AIM:
Copy all lines holding the word "text" from the entries.

DATA RECORDS:
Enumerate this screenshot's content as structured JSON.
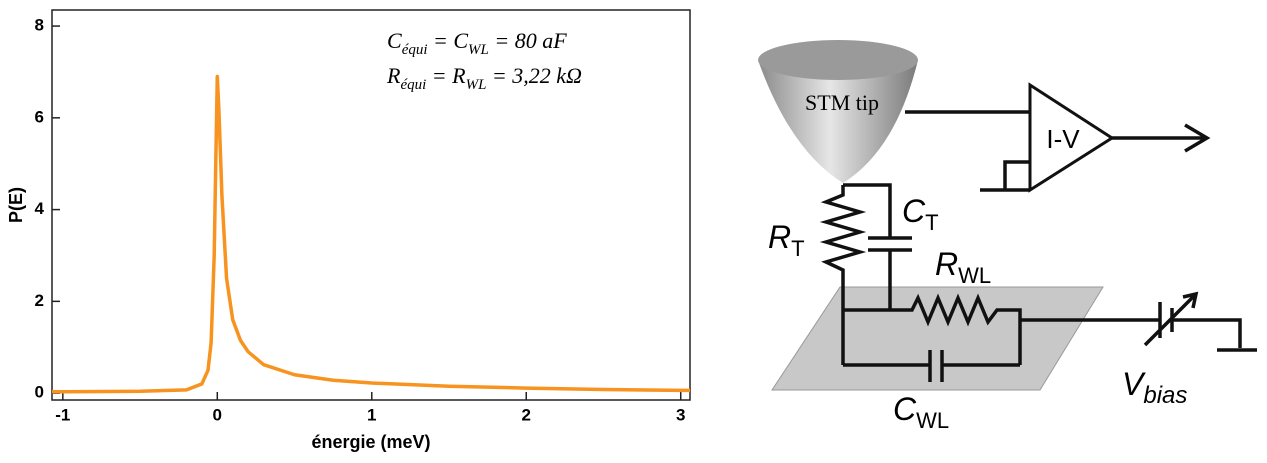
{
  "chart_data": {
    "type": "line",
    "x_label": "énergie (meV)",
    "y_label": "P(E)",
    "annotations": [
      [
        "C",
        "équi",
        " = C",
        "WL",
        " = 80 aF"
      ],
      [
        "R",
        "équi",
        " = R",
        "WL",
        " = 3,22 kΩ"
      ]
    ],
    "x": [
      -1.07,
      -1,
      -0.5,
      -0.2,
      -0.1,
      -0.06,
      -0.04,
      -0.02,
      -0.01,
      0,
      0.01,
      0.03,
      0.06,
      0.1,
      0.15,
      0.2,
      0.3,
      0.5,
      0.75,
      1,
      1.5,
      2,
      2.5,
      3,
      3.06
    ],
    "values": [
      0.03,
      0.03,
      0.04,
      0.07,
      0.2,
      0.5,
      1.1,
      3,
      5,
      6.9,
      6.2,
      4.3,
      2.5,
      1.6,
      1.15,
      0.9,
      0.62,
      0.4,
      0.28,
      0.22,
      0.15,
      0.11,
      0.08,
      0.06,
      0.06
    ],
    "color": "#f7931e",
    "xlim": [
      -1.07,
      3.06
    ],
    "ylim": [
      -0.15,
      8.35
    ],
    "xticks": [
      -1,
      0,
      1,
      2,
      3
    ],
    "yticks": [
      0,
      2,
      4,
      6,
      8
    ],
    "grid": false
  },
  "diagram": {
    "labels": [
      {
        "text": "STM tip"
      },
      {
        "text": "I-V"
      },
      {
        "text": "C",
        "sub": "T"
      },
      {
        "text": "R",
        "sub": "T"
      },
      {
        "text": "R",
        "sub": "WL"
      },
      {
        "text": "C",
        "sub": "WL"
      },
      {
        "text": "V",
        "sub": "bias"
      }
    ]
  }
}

EXERCISE ANSWER:
        "text": "STM tip"
        "text": "I-V"
        "text": "C",
        "text": "R",
        "text": "R",
        "text": "C",
        "text": "V",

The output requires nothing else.